Stored data entries:
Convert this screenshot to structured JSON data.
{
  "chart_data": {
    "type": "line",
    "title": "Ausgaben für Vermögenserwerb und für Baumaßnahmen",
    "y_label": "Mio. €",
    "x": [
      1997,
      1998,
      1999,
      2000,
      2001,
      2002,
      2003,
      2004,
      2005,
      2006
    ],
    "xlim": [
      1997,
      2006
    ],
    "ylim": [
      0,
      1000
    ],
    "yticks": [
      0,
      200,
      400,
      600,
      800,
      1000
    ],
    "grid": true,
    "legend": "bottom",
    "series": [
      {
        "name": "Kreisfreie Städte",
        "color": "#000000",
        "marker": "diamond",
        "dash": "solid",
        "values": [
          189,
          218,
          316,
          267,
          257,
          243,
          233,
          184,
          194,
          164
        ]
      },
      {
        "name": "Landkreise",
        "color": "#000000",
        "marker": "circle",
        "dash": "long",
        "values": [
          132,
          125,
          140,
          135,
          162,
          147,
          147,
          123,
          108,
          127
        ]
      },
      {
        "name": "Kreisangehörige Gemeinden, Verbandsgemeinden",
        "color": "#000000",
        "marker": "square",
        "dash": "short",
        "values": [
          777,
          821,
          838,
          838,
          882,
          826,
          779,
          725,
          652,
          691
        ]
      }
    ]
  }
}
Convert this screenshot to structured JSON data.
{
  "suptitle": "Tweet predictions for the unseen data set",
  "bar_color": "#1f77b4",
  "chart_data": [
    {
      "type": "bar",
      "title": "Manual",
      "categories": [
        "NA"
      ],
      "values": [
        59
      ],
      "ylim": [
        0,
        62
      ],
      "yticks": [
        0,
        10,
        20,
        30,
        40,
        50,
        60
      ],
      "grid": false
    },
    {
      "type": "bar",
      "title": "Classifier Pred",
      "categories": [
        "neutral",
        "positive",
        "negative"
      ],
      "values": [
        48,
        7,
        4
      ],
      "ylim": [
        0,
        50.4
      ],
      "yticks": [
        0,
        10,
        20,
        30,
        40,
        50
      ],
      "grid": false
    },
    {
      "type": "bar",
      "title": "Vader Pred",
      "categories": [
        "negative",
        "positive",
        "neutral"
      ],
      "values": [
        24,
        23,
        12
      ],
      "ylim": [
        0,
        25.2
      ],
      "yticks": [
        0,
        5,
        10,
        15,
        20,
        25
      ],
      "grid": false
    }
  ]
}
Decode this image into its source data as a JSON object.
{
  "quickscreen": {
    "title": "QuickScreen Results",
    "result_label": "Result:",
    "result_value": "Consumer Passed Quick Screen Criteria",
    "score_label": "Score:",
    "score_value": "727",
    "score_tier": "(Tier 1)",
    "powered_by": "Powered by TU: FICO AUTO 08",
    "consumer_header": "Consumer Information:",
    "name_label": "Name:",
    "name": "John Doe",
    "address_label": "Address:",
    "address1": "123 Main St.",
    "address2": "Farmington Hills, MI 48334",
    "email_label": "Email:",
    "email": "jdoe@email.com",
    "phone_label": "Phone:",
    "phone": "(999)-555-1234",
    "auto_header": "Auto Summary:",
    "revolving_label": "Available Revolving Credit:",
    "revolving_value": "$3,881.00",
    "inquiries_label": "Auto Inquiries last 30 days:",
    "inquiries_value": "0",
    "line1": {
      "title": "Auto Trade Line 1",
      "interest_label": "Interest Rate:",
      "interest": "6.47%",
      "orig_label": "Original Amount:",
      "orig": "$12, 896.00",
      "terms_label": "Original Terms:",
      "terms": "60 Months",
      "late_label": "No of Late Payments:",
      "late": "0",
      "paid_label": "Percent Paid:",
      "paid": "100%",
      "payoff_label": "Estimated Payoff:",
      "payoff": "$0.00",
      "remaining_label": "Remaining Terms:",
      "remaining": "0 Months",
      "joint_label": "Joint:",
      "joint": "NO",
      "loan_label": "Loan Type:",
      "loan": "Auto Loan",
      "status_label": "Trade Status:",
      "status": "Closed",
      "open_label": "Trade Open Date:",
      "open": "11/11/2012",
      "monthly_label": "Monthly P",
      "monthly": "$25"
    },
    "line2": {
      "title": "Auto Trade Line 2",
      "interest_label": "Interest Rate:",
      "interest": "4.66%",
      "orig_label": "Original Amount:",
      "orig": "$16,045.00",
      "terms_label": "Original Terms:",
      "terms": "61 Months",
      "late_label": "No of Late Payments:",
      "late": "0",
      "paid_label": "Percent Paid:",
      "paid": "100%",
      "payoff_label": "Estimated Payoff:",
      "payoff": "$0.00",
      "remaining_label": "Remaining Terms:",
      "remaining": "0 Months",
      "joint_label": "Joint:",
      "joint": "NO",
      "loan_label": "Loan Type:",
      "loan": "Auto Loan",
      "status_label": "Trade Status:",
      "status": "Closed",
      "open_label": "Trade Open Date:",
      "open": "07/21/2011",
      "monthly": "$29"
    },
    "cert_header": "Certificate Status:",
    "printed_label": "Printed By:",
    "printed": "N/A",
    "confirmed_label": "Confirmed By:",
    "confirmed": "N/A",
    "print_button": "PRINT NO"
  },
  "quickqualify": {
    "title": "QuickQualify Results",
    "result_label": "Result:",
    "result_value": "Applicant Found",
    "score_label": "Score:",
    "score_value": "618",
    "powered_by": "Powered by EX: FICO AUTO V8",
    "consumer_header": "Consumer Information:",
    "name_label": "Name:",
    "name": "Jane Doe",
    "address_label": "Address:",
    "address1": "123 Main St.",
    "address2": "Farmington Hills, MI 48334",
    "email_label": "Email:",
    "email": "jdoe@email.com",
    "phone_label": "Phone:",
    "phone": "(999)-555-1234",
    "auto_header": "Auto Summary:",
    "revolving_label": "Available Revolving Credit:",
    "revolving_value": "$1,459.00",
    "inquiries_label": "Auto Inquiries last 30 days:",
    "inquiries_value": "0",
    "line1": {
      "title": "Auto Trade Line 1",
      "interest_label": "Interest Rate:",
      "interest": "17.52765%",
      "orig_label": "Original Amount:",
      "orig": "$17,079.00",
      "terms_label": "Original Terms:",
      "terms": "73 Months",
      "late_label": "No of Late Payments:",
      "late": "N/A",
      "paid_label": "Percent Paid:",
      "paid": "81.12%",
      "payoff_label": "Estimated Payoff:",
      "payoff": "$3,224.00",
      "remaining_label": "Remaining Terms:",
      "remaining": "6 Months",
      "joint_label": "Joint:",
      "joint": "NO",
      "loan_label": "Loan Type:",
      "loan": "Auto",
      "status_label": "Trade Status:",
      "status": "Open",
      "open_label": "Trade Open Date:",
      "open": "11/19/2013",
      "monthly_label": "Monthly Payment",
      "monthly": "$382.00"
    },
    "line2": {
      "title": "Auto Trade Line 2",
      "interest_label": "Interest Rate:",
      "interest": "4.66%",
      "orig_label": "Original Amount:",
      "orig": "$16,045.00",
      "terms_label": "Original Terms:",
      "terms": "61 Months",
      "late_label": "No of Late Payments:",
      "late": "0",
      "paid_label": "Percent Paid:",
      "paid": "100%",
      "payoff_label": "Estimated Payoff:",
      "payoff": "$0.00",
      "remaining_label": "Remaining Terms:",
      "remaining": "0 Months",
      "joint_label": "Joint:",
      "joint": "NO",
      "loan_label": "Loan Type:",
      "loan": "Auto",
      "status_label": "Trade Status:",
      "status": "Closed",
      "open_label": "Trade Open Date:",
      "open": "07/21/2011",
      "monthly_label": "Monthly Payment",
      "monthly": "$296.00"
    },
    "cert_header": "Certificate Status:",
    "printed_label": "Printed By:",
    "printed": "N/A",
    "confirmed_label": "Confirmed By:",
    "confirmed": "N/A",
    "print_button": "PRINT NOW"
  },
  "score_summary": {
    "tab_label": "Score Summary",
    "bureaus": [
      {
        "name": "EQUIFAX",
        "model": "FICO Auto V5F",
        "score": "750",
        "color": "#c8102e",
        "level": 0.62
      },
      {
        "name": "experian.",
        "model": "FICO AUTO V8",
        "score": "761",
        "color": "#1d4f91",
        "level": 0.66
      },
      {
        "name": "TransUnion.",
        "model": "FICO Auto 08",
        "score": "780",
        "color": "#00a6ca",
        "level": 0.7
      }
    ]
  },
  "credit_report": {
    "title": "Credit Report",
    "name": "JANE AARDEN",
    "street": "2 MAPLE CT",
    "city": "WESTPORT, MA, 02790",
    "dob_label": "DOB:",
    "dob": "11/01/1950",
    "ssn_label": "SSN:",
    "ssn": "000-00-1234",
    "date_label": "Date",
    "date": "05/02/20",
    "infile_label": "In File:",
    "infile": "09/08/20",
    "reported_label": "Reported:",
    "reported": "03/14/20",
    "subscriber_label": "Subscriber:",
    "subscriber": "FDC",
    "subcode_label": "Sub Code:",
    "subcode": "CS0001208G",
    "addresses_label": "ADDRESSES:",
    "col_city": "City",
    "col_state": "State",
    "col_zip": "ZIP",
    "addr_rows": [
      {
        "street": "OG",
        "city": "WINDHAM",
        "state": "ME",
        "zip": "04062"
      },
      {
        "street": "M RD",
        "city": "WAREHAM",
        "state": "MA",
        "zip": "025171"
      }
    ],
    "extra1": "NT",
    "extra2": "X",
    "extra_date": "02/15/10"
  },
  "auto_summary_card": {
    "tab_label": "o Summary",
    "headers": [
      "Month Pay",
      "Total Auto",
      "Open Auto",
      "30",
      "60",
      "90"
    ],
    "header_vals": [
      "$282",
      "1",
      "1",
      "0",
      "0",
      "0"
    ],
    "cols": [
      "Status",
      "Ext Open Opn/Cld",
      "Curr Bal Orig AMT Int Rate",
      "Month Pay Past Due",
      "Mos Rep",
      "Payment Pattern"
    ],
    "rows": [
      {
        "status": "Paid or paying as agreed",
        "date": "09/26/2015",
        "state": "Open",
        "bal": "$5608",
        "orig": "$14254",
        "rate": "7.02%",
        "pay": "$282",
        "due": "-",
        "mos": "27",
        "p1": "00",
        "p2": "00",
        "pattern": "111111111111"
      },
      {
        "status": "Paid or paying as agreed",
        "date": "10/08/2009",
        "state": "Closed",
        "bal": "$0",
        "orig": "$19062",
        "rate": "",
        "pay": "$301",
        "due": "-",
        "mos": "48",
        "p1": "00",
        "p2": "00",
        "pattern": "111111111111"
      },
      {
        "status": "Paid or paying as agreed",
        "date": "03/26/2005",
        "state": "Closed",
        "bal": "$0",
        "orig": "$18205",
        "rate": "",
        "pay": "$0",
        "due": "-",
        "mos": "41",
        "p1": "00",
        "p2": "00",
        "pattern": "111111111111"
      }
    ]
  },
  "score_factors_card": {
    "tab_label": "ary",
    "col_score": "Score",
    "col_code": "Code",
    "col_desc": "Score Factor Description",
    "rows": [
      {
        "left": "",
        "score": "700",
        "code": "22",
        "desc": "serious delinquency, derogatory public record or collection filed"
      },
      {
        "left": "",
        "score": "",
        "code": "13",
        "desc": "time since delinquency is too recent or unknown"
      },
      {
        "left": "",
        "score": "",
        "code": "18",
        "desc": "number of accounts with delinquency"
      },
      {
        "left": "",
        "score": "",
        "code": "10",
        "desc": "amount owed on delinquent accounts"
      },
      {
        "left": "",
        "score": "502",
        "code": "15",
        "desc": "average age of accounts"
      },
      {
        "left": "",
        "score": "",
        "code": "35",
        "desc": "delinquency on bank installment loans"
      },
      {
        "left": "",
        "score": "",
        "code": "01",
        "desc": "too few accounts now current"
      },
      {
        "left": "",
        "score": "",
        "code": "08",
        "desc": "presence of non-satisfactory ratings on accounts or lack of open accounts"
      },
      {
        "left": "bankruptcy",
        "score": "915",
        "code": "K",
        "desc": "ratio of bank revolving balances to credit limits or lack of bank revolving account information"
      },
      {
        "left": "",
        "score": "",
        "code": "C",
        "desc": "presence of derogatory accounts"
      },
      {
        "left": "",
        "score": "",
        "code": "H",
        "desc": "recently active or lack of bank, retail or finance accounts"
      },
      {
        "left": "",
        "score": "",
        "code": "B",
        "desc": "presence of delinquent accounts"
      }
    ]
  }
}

→ **DIRECTIONS FOR THIS TASK**
Write out every line of the preceding listing that contains "delinquent".

→ **RESULT BELOW**
        "desc": "amount owed on delinquent accounts"
        "desc": "presence of delinquent accounts"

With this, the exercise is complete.